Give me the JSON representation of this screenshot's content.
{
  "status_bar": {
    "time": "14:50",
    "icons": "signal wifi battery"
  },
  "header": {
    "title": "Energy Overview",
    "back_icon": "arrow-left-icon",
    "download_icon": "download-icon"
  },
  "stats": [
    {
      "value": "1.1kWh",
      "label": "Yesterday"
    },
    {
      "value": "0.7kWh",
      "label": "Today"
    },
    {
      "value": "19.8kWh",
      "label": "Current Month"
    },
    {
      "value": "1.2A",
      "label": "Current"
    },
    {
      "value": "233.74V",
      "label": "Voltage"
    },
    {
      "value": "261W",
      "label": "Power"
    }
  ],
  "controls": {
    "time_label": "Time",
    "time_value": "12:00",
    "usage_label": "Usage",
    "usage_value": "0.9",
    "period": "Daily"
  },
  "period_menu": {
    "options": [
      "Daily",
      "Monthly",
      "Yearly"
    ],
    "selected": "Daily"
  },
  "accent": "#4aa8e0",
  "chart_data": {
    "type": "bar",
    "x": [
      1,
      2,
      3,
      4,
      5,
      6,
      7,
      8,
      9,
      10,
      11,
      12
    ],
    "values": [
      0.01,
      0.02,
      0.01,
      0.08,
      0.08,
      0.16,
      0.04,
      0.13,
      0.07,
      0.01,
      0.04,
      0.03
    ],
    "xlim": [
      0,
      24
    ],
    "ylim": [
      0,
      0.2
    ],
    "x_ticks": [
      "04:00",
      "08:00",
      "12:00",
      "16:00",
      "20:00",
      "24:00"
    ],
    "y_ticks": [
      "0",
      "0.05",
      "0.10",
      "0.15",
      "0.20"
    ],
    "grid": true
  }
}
□ □ □ □ □
_Request_
Your task is to transcribe the material exactly.

_Solution for this task_
Give me the JSON representation of this screenshot's content.
{
  "status_bar": {
    "time": "14:50",
    "icons": "signal wifi battery"
  },
  "header": {
    "title": "Energy Overview",
    "back_icon": "arrow-left-icon",
    "download_icon": "download-icon"
  },
  "stats": [
    {
      "value": "1.1kWh",
      "label": "Yesterday"
    },
    {
      "value": "0.7kWh",
      "label": "Today"
    },
    {
      "value": "19.8kWh",
      "label": "Current Month"
    },
    {
      "value": "1.2A",
      "label": "Current"
    },
    {
      "value": "233.74V",
      "label": "Voltage"
    },
    {
      "value": "261W",
      "label": "Power"
    }
  ],
  "controls": {
    "time_label": "Time",
    "time_value": "12:00",
    "usage_label": "Usage",
    "usage_value": "0.9",
    "period": "Daily"
  },
  "period_menu": {
    "options": [
      "Daily",
      "Monthly",
      "Yearly"
    ],
    "selected": "Daily"
  },
  "accent": "#4aa8e0",
  "chart_data": {
    "type": "bar",
    "x": [
      1,
      2,
      3,
      4,
      5,
      6,
      7,
      8,
      9,
      10,
      11,
      12
    ],
    "values": [
      0.01,
      0.02,
      0.01,
      0.08,
      0.08,
      0.16,
      0.04,
      0.13,
      0.07,
      0.01,
      0.04,
      0.03
    ],
    "xlim": [
      0,
      24
    ],
    "ylim": [
      0,
      0.2
    ],
    "x_ticks": [
      "04:00",
      "08:00",
      "12:00",
      "16:00",
      "20:00",
      "24:00"
    ],
    "y_ticks": [
      "0",
      "0.05",
      "0.10",
      "0.15",
      "0.20"
    ],
    "grid": true
  }
}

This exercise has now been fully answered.